What you have to do:
Print the entries that appear below, exactly as written and without their pictures.

Material for this task:
'''

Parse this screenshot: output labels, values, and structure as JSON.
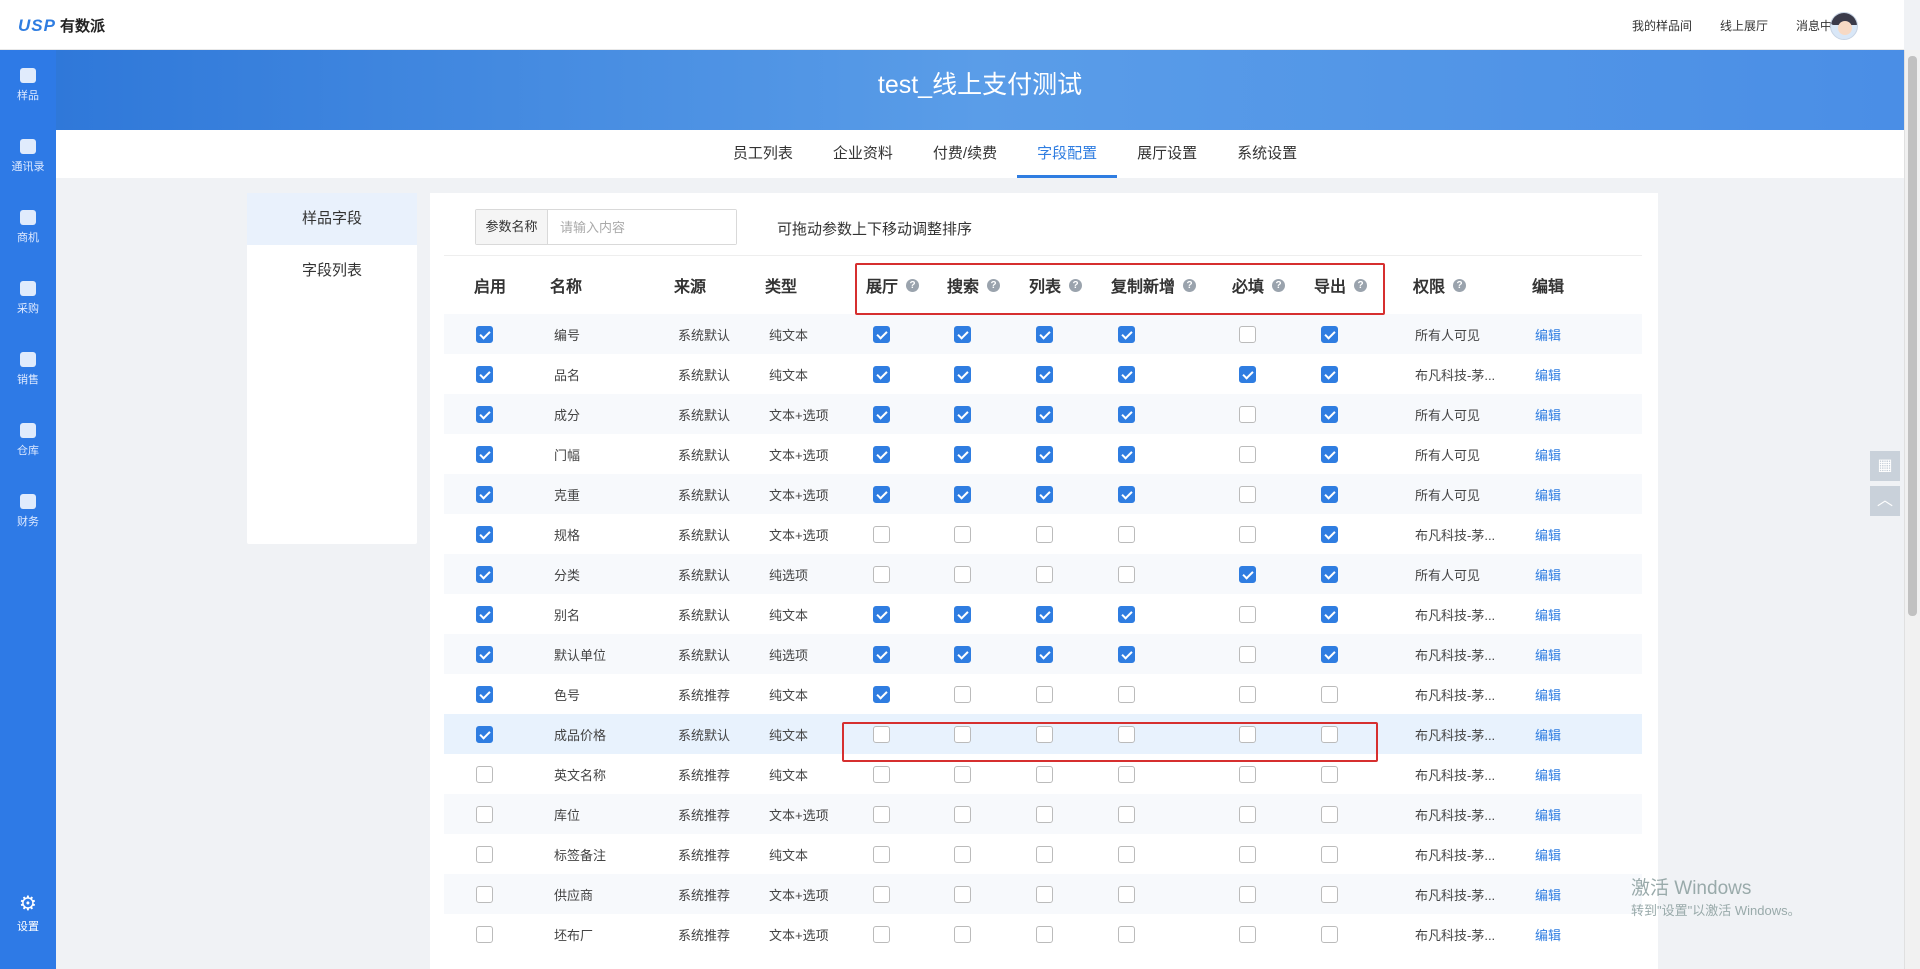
{
  "app": {
    "logo_mark": "USP",
    "logo_name": "有数派"
  },
  "topnav": [
    "我的样品间",
    "线上展厅",
    "消息中心"
  ],
  "sidebar": [
    {
      "label": "样品",
      "icon": "sample-icon"
    },
    {
      "label": "通讯录",
      "icon": "contacts-icon"
    },
    {
      "label": "商机",
      "icon": "opportunity-icon"
    },
    {
      "label": "采购",
      "icon": "purchase-icon"
    },
    {
      "label": "销售",
      "icon": "sales-icon"
    },
    {
      "label": "仓库",
      "icon": "warehouse-icon"
    },
    {
      "label": "财务",
      "icon": "finance-icon"
    }
  ],
  "sidebar_settings": {
    "label": "设置",
    "icon": "gear-icon"
  },
  "banner": {
    "title": "test_线上支付测试"
  },
  "tabs": [
    "员工列表",
    "企业资料",
    "付费/续费",
    "字段配置",
    "展厅设置",
    "系统设置"
  ],
  "active_tab": "字段配置",
  "leftmenu": [
    "样品字段",
    "字段列表"
  ],
  "search": {
    "label": "参数名称",
    "placeholder": "请输入内容"
  },
  "hint": "可拖动参数上下移动调整排序",
  "headers": [
    "启用",
    "名称",
    "来源",
    "类型",
    "展厅",
    "搜索",
    "列表",
    "复制新增",
    "必填",
    "导出",
    "权限",
    "编辑"
  ],
  "rows": [
    {
      "enabled": true,
      "name": "编号",
      "source": "系统默认",
      "type": "纯文本",
      "flags": [
        1,
        1,
        1,
        1,
        0,
        1
      ],
      "perm": "所有人可见",
      "edit": "编辑"
    },
    {
      "enabled": true,
      "name": "品名",
      "source": "系统默认",
      "type": "纯文本",
      "flags": [
        1,
        1,
        1,
        1,
        1,
        1
      ],
      "perm": "布凡科技-茅...",
      "edit": "编辑"
    },
    {
      "enabled": true,
      "name": "成分",
      "source": "系统默认",
      "type": "文本+选项",
      "flags": [
        1,
        1,
        1,
        1,
        0,
        1
      ],
      "perm": "所有人可见",
      "edit": "编辑"
    },
    {
      "enabled": true,
      "name": "门幅",
      "source": "系统默认",
      "type": "文本+选项",
      "flags": [
        1,
        1,
        1,
        1,
        0,
        1
      ],
      "perm": "所有人可见",
      "edit": "编辑"
    },
    {
      "enabled": true,
      "name": "克重",
      "source": "系统默认",
      "type": "文本+选项",
      "flags": [
        1,
        1,
        1,
        1,
        0,
        1
      ],
      "perm": "所有人可见",
      "edit": "编辑"
    },
    {
      "enabled": true,
      "name": "规格",
      "source": "系统默认",
      "type": "文本+选项",
      "flags": [
        0,
        0,
        0,
        0,
        0,
        1
      ],
      "perm": "布凡科技-茅...",
      "edit": "编辑"
    },
    {
      "enabled": true,
      "name": "分类",
      "source": "系统默认",
      "type": "纯选项",
      "flags": [
        0,
        0,
        0,
        0,
        1,
        1
      ],
      "perm": "所有人可见",
      "edit": "编辑"
    },
    {
      "enabled": true,
      "name": "别名",
      "source": "系统默认",
      "type": "纯文本",
      "flags": [
        1,
        1,
        1,
        1,
        0,
        1
      ],
      "perm": "布凡科技-茅...",
      "edit": "编辑"
    },
    {
      "enabled": true,
      "name": "默认单位",
      "source": "系统默认",
      "type": "纯选项",
      "flags": [
        1,
        1,
        1,
        1,
        0,
        1
      ],
      "perm": "布凡科技-茅...",
      "edit": "编辑"
    },
    {
      "enabled": true,
      "name": "色号",
      "source": "系统推荐",
      "type": "纯文本",
      "flags": [
        1,
        0,
        0,
        0,
        0,
        0
      ],
      "perm": "布凡科技-茅...",
      "edit": "编辑"
    },
    {
      "enabled": true,
      "name": "成品价格",
      "source": "系统默认",
      "type": "纯文本",
      "flags": [
        0,
        0,
        0,
        0,
        0,
        0
      ],
      "perm": "布凡科技-茅...",
      "edit": "编辑"
    },
    {
      "enabled": false,
      "name": "英文名称",
      "source": "系统推荐",
      "type": "纯文本",
      "flags": [
        0,
        0,
        0,
        0,
        0,
        0
      ],
      "perm": "布凡科技-茅...",
      "edit": "编辑"
    },
    {
      "enabled": false,
      "name": "库位",
      "source": "系统推荐",
      "type": "文本+选项",
      "flags": [
        0,
        0,
        0,
        0,
        0,
        0
      ],
      "perm": "布凡科技-茅...",
      "edit": "编辑"
    },
    {
      "enabled": false,
      "name": "标签备注",
      "source": "系统推荐",
      "type": "纯文本",
      "flags": [
        0,
        0,
        0,
        0,
        0,
        0
      ],
      "perm": "布凡科技-茅...",
      "edit": "编辑"
    },
    {
      "enabled": false,
      "name": "供应商",
      "source": "系统推荐",
      "type": "文本+选项",
      "flags": [
        0,
        0,
        0,
        0,
        0,
        0
      ],
      "perm": "布凡科技-茅...",
      "edit": "编辑"
    },
    {
      "enabled": false,
      "name": "坯布厂",
      "source": "系统推荐",
      "type": "文本+选项",
      "flags": [
        0,
        0,
        0,
        0,
        0,
        0
      ],
      "perm": "布凡科技-茅...",
      "edit": "编辑"
    }
  ],
  "highlighted_row": "成品价格",
  "watermark": {
    "title": "激活 Windows",
    "sub": "转到\"设置\"以激活 Windows。"
  },
  "colors": {
    "primary": "#2f7de1",
    "sidebar": "#2e7ae6",
    "annotation": "#d62f2f"
  }
}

'''

Solution:
Parse this screenshot: output labels, values, and structure as JSON.
{
  "app": {
    "logo_mark": "USP",
    "logo_name": "有数派"
  },
  "topnav": [
    "我的样品间",
    "线上展厅",
    "消息中心"
  ],
  "sidebar": [
    {
      "label": "样品",
      "icon": "sample-icon"
    },
    {
      "label": "通讯录",
      "icon": "contacts-icon"
    },
    {
      "label": "商机",
      "icon": "opportunity-icon"
    },
    {
      "label": "采购",
      "icon": "purchase-icon"
    },
    {
      "label": "销售",
      "icon": "sales-icon"
    },
    {
      "label": "仓库",
      "icon": "warehouse-icon"
    },
    {
      "label": "财务",
      "icon": "finance-icon"
    }
  ],
  "sidebar_settings": {
    "label": "设置",
    "icon": "gear-icon"
  },
  "banner": {
    "title": "test_线上支付测试"
  },
  "tabs": [
    "员工列表",
    "企业资料",
    "付费/续费",
    "字段配置",
    "展厅设置",
    "系统设置"
  ],
  "active_tab": "字段配置",
  "leftmenu": [
    "样品字段",
    "字段列表"
  ],
  "search": {
    "label": "参数名称",
    "placeholder": "请输入内容"
  },
  "hint": "可拖动参数上下移动调整排序",
  "headers": [
    "启用",
    "名称",
    "来源",
    "类型",
    "展厅",
    "搜索",
    "列表",
    "复制新增",
    "必填",
    "导出",
    "权限",
    "编辑"
  ],
  "rows": [
    {
      "enabled": true,
      "name": "编号",
      "source": "系统默认",
      "type": "纯文本",
      "flags": [
        1,
        1,
        1,
        1,
        0,
        1
      ],
      "perm": "所有人可见",
      "edit": "编辑"
    },
    {
      "enabled": true,
      "name": "品名",
      "source": "系统默认",
      "type": "纯文本",
      "flags": [
        1,
        1,
        1,
        1,
        1,
        1
      ],
      "perm": "布凡科技-茅...",
      "edit": "编辑"
    },
    {
      "enabled": true,
      "name": "成分",
      "source": "系统默认",
      "type": "文本+选项",
      "flags": [
        1,
        1,
        1,
        1,
        0,
        1
      ],
      "perm": "所有人可见",
      "edit": "编辑"
    },
    {
      "enabled": true,
      "name": "门幅",
      "source": "系统默认",
      "type": "文本+选项",
      "flags": [
        1,
        1,
        1,
        1,
        0,
        1
      ],
      "perm": "所有人可见",
      "edit": "编辑"
    },
    {
      "enabled": true,
      "name": "克重",
      "source": "系统默认",
      "type": "文本+选项",
      "flags": [
        1,
        1,
        1,
        1,
        0,
        1
      ],
      "perm": "所有人可见",
      "edit": "编辑"
    },
    {
      "enabled": true,
      "name": "规格",
      "source": "系统默认",
      "type": "文本+选项",
      "flags": [
        0,
        0,
        0,
        0,
        0,
        1
      ],
      "perm": "布凡科技-茅...",
      "edit": "编辑"
    },
    {
      "enabled": true,
      "name": "分类",
      "source": "系统默认",
      "type": "纯选项",
      "flags": [
        0,
        0,
        0,
        0,
        1,
        1
      ],
      "perm": "所有人可见",
      "edit": "编辑"
    },
    {
      "enabled": true,
      "name": "别名",
      "source": "系统默认",
      "type": "纯文本",
      "flags": [
        1,
        1,
        1,
        1,
        0,
        1
      ],
      "perm": "布凡科技-茅...",
      "edit": "编辑"
    },
    {
      "enabled": true,
      "name": "默认单位",
      "source": "系统默认",
      "type": "纯选项",
      "flags": [
        1,
        1,
        1,
        1,
        0,
        1
      ],
      "perm": "布凡科技-茅...",
      "edit": "编辑"
    },
    {
      "enabled": true,
      "name": "色号",
      "source": "系统推荐",
      "type": "纯文本",
      "flags": [
        1,
        0,
        0,
        0,
        0,
        0
      ],
      "perm": "布凡科技-茅...",
      "edit": "编辑"
    },
    {
      "enabled": true,
      "name": "成品价格",
      "source": "系统默认",
      "type": "纯文本",
      "flags": [
        0,
        0,
        0,
        0,
        0,
        0
      ],
      "perm": "布凡科技-茅...",
      "edit": "编辑"
    },
    {
      "enabled": false,
      "name": "英文名称",
      "source": "系统推荐",
      "type": "纯文本",
      "flags": [
        0,
        0,
        0,
        0,
        0,
        0
      ],
      "perm": "布凡科技-茅...",
      "edit": "编辑"
    },
    {
      "enabled": false,
      "name": "库位",
      "source": "系统推荐",
      "type": "文本+选项",
      "flags": [
        0,
        0,
        0,
        0,
        0,
        0
      ],
      "perm": "布凡科技-茅...",
      "edit": "编辑"
    },
    {
      "enabled": false,
      "name": "标签备注",
      "source": "系统推荐",
      "type": "纯文本",
      "flags": [
        0,
        0,
        0,
        0,
        0,
        0
      ],
      "perm": "布凡科技-茅...",
      "edit": "编辑"
    },
    {
      "enabled": false,
      "name": "供应商",
      "source": "系统推荐",
      "type": "文本+选项",
      "flags": [
        0,
        0,
        0,
        0,
        0,
        0
      ],
      "perm": "布凡科技-茅...",
      "edit": "编辑"
    },
    {
      "enabled": false,
      "name": "坯布厂",
      "source": "系统推荐",
      "type": "文本+选项",
      "flags": [
        0,
        0,
        0,
        0,
        0,
        0
      ],
      "perm": "布凡科技-茅...",
      "edit": "编辑"
    }
  ],
  "highlighted_row": "成品价格",
  "watermark": {
    "title": "激活 Windows",
    "sub": "转到\"设置\"以激活 Windows。"
  },
  "colors": {
    "primary": "#2f7de1",
    "sidebar": "#2e7ae6",
    "annotation": "#d62f2f"
  }
}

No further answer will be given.